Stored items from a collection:
-- -- --

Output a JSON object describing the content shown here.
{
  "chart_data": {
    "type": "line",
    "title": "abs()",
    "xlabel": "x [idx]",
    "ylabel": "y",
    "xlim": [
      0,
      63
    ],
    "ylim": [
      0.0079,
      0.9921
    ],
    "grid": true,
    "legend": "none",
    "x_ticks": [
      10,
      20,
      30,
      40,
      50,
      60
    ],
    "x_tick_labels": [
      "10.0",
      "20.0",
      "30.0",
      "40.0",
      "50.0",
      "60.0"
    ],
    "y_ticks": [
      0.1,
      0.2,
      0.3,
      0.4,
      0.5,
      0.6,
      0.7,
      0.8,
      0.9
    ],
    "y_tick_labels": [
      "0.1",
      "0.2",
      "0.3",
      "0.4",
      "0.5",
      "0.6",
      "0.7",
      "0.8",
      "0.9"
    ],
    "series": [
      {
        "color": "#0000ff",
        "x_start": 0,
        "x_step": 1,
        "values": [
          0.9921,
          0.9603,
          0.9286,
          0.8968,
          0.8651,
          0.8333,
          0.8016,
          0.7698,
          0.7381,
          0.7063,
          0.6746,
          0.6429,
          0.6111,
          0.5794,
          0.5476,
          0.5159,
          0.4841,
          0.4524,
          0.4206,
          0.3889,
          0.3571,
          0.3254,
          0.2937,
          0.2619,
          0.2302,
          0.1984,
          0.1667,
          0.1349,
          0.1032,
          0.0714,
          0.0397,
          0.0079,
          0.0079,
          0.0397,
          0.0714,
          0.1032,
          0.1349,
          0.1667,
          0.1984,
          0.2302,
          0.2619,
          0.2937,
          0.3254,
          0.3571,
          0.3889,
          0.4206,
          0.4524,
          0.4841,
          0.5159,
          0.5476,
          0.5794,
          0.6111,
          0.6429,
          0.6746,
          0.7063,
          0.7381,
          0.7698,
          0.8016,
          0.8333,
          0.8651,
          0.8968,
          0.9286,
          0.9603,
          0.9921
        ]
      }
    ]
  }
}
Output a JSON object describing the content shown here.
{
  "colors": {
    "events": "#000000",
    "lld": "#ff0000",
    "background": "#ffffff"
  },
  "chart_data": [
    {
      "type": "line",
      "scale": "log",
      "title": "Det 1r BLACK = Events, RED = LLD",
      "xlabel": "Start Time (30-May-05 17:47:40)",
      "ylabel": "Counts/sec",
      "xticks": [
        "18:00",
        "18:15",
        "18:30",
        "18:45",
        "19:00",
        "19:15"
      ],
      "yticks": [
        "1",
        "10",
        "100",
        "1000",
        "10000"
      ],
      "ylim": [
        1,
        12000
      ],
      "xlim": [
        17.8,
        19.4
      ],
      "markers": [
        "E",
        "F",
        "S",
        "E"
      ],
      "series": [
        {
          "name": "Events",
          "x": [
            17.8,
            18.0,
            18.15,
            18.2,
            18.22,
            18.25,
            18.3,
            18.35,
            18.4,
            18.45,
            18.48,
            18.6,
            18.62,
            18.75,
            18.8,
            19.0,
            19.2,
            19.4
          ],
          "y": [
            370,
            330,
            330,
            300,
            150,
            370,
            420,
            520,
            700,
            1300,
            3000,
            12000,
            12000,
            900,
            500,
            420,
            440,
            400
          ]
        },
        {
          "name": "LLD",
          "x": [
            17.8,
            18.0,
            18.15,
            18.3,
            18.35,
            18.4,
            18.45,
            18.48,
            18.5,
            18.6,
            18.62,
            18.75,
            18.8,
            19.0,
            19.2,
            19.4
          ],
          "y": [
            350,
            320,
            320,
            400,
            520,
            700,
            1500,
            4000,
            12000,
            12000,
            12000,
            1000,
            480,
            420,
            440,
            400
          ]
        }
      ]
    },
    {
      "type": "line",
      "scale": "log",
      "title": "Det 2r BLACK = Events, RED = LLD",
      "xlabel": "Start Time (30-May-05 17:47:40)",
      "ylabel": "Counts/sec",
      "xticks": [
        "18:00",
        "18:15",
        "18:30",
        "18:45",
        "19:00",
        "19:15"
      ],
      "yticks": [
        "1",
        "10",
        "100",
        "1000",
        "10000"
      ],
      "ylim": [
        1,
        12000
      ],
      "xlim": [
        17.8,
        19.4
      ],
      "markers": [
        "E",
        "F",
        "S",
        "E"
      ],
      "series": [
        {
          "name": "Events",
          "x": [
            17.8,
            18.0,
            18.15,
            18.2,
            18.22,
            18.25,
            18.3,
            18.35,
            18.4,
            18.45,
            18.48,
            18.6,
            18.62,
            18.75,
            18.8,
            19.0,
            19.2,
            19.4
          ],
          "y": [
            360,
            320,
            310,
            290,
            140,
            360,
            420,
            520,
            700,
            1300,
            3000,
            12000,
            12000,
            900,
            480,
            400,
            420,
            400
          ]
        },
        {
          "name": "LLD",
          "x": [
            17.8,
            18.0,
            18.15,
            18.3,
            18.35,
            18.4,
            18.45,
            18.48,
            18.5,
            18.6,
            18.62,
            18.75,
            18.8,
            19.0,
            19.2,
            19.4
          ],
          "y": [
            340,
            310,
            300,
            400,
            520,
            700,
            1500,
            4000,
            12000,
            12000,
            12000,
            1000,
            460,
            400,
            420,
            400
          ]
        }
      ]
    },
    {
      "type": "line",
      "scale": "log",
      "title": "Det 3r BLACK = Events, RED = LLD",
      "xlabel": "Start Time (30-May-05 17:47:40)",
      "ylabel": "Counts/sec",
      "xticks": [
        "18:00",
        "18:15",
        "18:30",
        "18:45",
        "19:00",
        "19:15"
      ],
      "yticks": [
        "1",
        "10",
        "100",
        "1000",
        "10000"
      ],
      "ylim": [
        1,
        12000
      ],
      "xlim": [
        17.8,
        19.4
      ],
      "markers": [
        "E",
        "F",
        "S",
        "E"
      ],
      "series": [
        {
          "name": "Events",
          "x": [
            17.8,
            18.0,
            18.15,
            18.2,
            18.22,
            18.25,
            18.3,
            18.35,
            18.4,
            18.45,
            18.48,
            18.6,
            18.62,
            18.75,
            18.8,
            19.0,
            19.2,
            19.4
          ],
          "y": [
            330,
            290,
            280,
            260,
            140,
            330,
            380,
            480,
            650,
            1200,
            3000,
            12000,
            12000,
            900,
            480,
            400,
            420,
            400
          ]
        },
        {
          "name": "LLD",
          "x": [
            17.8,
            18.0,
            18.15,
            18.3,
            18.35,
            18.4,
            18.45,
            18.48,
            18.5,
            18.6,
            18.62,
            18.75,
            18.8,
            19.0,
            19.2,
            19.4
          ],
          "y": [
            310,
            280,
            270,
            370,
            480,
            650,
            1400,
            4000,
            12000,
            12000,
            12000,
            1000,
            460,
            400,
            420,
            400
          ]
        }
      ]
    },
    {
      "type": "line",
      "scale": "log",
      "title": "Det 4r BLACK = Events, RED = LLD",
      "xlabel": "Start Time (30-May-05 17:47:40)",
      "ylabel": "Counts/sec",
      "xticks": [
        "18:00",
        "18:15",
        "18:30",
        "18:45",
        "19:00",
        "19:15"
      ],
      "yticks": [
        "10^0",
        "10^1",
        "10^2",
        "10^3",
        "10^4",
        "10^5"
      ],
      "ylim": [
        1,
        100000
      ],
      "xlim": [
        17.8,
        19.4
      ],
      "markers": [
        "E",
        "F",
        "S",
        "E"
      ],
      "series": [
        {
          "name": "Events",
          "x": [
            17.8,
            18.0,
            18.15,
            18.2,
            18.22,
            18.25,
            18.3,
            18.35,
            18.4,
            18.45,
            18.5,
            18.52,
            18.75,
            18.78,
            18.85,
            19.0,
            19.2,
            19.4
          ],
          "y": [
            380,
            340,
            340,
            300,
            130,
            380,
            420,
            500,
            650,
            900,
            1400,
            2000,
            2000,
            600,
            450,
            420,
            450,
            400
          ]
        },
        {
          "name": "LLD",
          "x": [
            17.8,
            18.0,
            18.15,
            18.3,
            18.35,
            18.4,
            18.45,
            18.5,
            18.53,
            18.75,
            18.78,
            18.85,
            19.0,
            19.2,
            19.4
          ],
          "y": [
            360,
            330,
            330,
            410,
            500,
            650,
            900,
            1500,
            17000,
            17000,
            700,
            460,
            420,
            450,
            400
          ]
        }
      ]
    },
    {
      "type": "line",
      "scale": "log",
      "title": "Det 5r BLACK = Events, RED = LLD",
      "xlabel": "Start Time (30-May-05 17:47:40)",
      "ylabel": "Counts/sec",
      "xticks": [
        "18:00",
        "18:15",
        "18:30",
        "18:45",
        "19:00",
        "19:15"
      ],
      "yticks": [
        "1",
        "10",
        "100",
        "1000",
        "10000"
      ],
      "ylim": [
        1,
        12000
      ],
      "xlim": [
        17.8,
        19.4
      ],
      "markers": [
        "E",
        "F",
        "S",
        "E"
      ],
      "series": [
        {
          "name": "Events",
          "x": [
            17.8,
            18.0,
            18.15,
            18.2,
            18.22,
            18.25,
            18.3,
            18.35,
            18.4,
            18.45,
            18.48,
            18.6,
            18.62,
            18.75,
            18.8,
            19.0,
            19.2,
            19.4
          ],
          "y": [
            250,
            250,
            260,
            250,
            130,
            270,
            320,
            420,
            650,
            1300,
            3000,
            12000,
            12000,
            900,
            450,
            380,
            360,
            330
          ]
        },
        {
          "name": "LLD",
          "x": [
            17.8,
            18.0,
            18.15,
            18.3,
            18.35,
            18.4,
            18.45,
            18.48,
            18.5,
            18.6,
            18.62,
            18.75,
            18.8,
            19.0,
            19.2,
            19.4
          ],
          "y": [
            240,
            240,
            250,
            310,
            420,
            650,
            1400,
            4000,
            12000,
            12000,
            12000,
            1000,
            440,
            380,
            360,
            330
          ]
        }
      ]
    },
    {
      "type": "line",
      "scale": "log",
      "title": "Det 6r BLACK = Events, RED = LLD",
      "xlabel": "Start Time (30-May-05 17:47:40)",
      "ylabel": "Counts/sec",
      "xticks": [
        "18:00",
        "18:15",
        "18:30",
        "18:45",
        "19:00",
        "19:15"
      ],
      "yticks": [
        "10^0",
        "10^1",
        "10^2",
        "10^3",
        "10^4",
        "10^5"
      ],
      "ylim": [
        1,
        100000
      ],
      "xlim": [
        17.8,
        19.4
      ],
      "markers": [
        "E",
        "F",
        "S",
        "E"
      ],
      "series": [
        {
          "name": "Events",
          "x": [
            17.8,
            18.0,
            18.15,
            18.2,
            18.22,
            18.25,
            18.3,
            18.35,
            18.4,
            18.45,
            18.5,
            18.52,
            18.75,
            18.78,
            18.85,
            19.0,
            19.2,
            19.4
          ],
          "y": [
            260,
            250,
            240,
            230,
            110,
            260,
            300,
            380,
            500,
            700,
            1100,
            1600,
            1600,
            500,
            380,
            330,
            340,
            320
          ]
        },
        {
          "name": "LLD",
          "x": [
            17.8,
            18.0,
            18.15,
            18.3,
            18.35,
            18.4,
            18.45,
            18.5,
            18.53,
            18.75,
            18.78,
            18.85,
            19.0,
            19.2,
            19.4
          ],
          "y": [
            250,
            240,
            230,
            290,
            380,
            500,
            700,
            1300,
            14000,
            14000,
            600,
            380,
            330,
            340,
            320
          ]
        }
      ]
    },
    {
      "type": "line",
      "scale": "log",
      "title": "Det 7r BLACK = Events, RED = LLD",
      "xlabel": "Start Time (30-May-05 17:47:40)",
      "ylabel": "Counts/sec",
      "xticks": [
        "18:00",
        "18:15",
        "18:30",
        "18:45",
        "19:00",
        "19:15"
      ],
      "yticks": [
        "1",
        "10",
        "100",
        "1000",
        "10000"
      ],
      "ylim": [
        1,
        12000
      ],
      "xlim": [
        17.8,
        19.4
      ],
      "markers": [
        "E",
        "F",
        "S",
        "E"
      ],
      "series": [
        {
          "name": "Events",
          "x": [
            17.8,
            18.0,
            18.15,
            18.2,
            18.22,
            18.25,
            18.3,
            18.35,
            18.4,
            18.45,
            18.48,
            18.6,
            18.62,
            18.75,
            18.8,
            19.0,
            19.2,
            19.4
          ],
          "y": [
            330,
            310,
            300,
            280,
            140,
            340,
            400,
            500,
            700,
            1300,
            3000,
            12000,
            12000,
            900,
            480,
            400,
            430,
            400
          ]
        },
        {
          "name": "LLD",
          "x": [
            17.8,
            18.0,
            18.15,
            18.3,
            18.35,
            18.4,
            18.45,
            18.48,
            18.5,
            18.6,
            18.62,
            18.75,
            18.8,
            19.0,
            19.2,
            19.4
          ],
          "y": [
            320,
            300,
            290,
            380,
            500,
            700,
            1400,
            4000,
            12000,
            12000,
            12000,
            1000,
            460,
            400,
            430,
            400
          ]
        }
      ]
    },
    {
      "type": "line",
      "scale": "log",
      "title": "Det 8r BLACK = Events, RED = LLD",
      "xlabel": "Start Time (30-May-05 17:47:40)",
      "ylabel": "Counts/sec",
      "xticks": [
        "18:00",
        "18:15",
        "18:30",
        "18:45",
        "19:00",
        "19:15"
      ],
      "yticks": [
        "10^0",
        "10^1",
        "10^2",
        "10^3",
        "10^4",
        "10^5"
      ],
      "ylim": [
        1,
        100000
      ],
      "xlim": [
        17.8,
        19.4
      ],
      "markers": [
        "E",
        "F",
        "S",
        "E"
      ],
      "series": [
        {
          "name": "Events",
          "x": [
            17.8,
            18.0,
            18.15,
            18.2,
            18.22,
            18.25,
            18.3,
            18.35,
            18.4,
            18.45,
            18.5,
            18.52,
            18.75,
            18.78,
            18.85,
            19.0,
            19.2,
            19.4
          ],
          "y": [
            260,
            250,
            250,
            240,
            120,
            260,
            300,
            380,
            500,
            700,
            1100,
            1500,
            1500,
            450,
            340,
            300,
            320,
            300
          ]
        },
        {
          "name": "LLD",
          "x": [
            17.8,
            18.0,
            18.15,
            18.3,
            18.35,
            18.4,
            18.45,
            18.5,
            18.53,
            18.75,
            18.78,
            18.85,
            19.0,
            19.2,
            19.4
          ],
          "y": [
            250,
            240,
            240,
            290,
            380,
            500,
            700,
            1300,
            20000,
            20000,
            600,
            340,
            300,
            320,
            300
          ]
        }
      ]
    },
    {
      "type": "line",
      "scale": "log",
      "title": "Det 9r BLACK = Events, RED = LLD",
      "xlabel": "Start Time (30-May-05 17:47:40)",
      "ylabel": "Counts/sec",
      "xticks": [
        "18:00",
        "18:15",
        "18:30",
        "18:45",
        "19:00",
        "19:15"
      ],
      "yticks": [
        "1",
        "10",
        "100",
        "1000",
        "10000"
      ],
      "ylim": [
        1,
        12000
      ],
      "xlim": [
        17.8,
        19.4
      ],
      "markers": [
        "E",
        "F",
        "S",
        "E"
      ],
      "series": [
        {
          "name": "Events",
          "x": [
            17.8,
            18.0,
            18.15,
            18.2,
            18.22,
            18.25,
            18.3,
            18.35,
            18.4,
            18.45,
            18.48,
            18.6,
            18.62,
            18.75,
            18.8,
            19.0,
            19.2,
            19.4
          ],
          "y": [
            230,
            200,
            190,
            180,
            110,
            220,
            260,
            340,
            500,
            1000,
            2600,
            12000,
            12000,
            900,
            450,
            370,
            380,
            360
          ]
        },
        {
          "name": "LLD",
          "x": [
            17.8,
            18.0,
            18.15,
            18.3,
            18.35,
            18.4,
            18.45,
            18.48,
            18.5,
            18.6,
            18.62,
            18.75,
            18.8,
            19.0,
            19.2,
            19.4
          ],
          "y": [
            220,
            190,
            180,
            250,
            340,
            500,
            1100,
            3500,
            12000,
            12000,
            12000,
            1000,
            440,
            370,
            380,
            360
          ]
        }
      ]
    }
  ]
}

-- -- --

## Given exercise
Collect each line holding the string "title".

## Result of this exercise
    "title": "abs()",
      "title": "Det 1r BLACK = Events, RED = LLD",
      "title": "Det 2r BLACK = Events, RED = LLD",
      "title": "Det 3r BLACK = Events, RED = LLD",
      "title": "Det 4r BLACK = Events, RED = LLD",
      "title": "Det 5r BLACK = Events, RED = LLD",
      "title": "Det 6r BLACK = Events, RED = LLD",
      "title": "Det 7r BLACK = Events, RED = LLD",
      "title": "Det 8r BLACK = Events, RED = LLD",
      "title": "Det 9r BLACK = Events, RED = LLD",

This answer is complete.